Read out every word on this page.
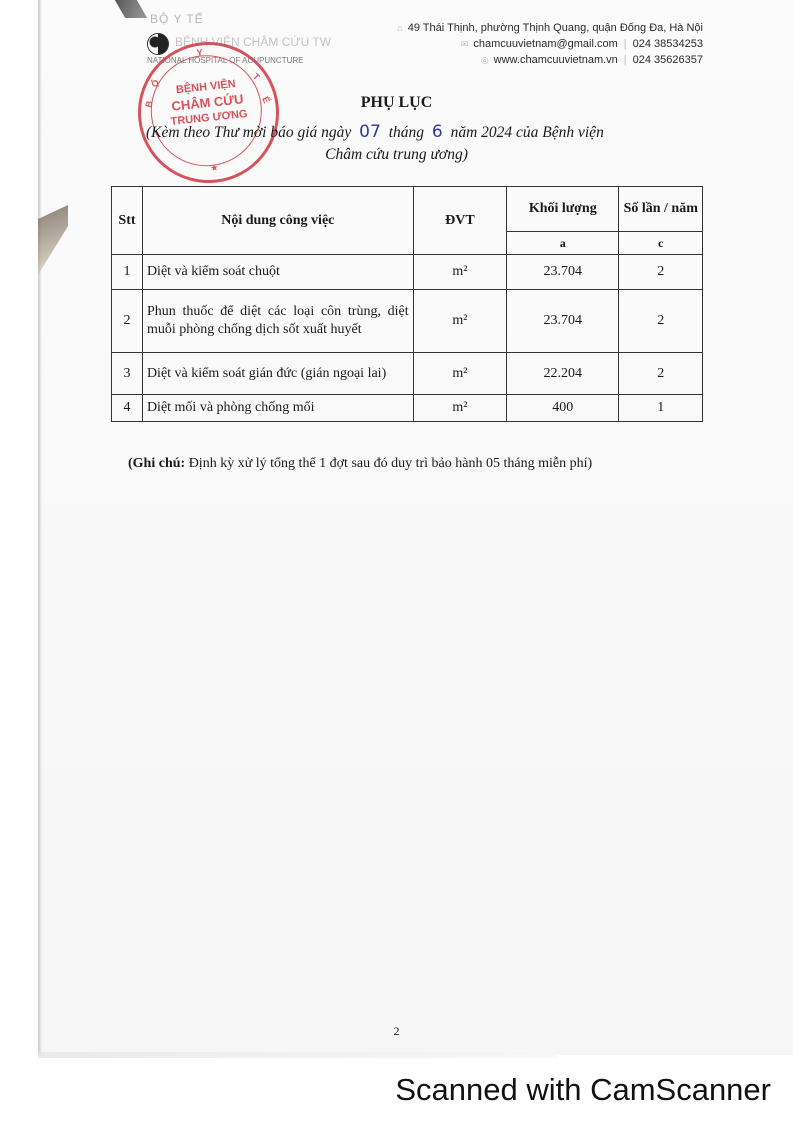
BỘ Y TẾ
BỆNH VIỆN CHÂM CỨU TW
NATIONAL HOSPITAL OF ACUPUNCTURE
⌂ 49 Thái Thịnh, phường Thịnh Quang, quận Đống Đa, Hà Nội
✉ chamcuuvietnam@gmail.com | 024 38534253
◎ www.chamcuuvietnam.vn | 024 35626357
Y
B
Ộ
T
Ế
BỆNH VIỆN
CHÂM CỨU
TRUNG ƯƠNG
★
PHỤ LỤC
(Kèm theo Thư mời báo giá ngày 07 tháng 6 năm 2024 của Bệnh viện
Châm cứu trung ương)
Stt	Nội dung công việc	ĐVT	Khối lượng	Số lần / năm
			a	c
1	Diệt và kiểm soát chuột	m²	23.704	2
2	Phun thuốc để diệt các loại côn trùng, diệt muỗi phòng chống dịch sốt xuất huyết	m²	23.704	2
3	Diệt và kiểm soát gián đức (gián ngoại lai)	m²	22.204	2
4	Diệt mối và phòng chống mối	m²	400	1
(Ghi chú: Định kỳ xử lý tổng thể 1 đợt sau đó duy trì bảo hành 05 tháng miễn phí)
2
Scanned with CamScanner
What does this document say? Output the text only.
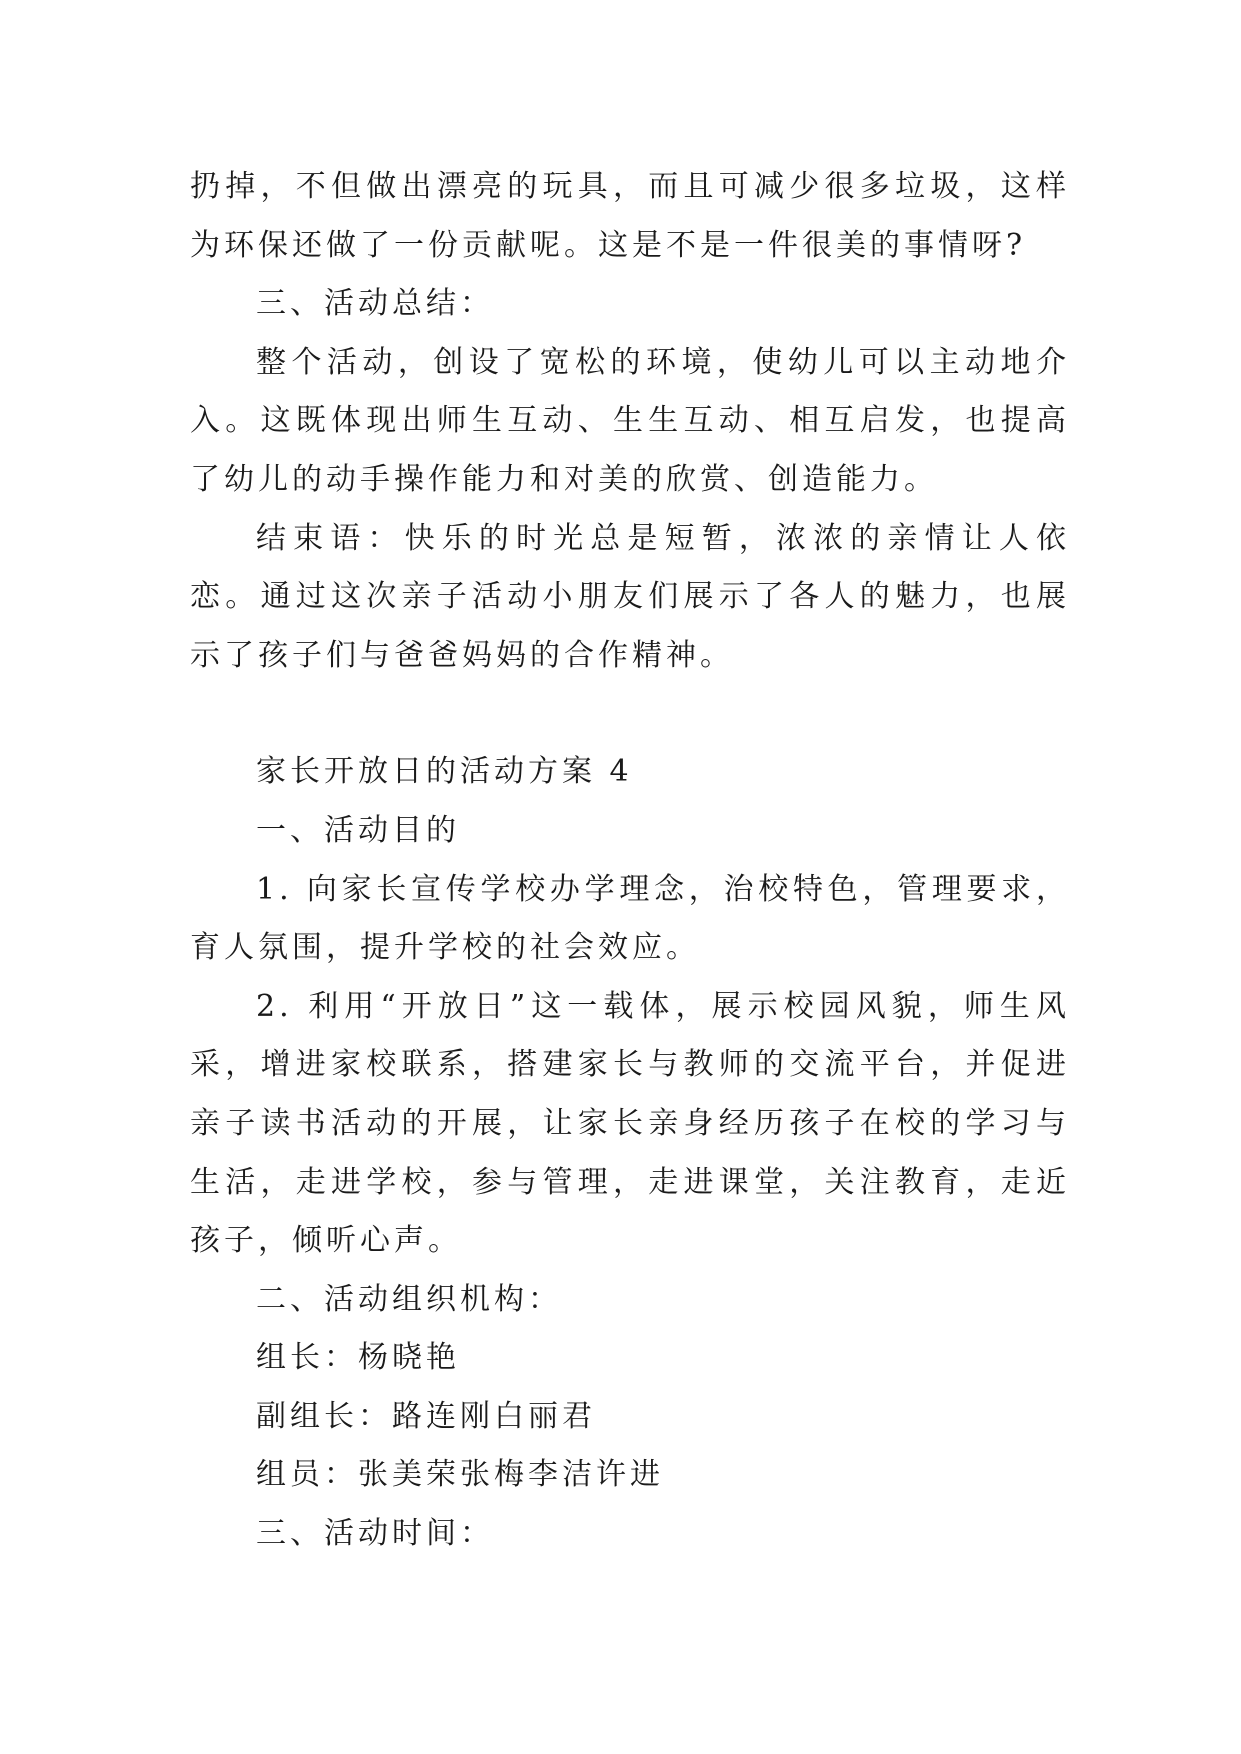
扔掉，不但做出漂亮的玩具，而且可减少很多垃圾，这样为环保还做了一份贡献呢。这是不是一件很美的事情呀?

三、活动总结：

整个活动，创设了宽松的环境，使幼儿可以主动地介入。这既体现出师生互动、生生互动、相互启发，也提高了幼儿的动手操作能力和对美的欣赏、创造能力。

结束语：快乐的时光总是短暂，浓浓的亲情让人依恋。通过这次亲子活动小朋友们展示了各人的魅力，也展示了孩子们与爸爸妈妈的合作精神。

家长开放日的活动方案 4

一、活动目的

1. 向家长宣传学校办学理念，治校特色，管理要求，育人氛围，提升学校的社会效应。

2. 利用“开放日”这一载体，展示校园风貌，师生风采，增进家校联系，搭建家长与教师的交流平台，并促进亲子读书活动的开展，让家长亲身经历孩子在校的学习与生活，走进学校，参与管理，走进课堂，关注教育，走近孩子，倾听心声。

二、活动组织机构：

组长：杨晓艳

副组长：路连刚白丽君

组员：张美荣张梅李洁许进

三、活动时间：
--------------------------------------------------
Restate each line of the records exactly; pictures do not belong in the copy.

Complete answer.
Read out every word on this page.
BỘ Y TẾ
BỆNH VIỆN CHÂM CỨU TW
NATIONAL HOSPITAL OF ACUPUNCTURE
⌂ 49 Thái Thịnh, phường Thịnh Quang, quận Đống Đa, Hà Nội
✉ chamcuuvietnam@gmail.com | 024 38534253
◎ www.chamcuuvietnam.vn | 024 35626357
Y
B
Ộ
T
Ế
BỆNH VIỆN
CHÂM CỨU
TRUNG ƯƠNG
★
PHỤ LỤC
(Kèm theo Thư mời báo giá ngày 07 tháng 6 năm 2024 của Bệnh viện
Châm cứu trung ương)
Stt	Nội dung công việc	ĐVT	Khối lượng	Số lần / năm
			a	c
1	Diệt và kiểm soát chuột	m²	23.704	2
2	Phun thuốc để diệt các loại côn trùng, diệt muỗi phòng chống dịch sốt xuất huyết	m²	23.704	2
3	Diệt và kiểm soát gián đức (gián ngoại lai)	m²	22.204	2
4	Diệt mối và phòng chống mối	m²	400	1
(Ghi chú: Định kỳ xử lý tổng thể 1 đợt sau đó duy trì bảo hành 05 tháng miễn phí)
2
Scanned with CamScanner
What does this document say? Output the text only.
扔掉，不但做出漂亮的玩具，而且可减少很多垃圾，这样为环保还做了一份贡献呢。这是不是一件很美的事情呀?

三、活动总结：

整个活动，创设了宽松的环境，使幼儿可以主动地介入。这既体现出师生互动、生生互动、相互启发，也提高了幼儿的动手操作能力和对美的欣赏、创造能力。

结束语：快乐的时光总是短暂，浓浓的亲情让人依恋。通过这次亲子活动小朋友们展示了各人的魅力，也展示了孩子们与爸爸妈妈的合作精神。

家长开放日的活动方案 4

一、活动目的

1. 向家长宣传学校办学理念，治校特色，管理要求，育人氛围，提升学校的社会效应。

2. 利用“开放日”这一载体，展示校园风貌，师生风采，增进家校联系，搭建家长与教师的交流平台，并促进亲子读书活动的开展，让家长亲身经历孩子在校的学习与生活，走进学校，参与管理，走进课堂，关注教育，走近孩子，倾听心声。

二、活动组织机构：

组长：杨晓艳

副组长：路连刚白丽君

组员：张美荣张梅李洁许进

三、活动时间：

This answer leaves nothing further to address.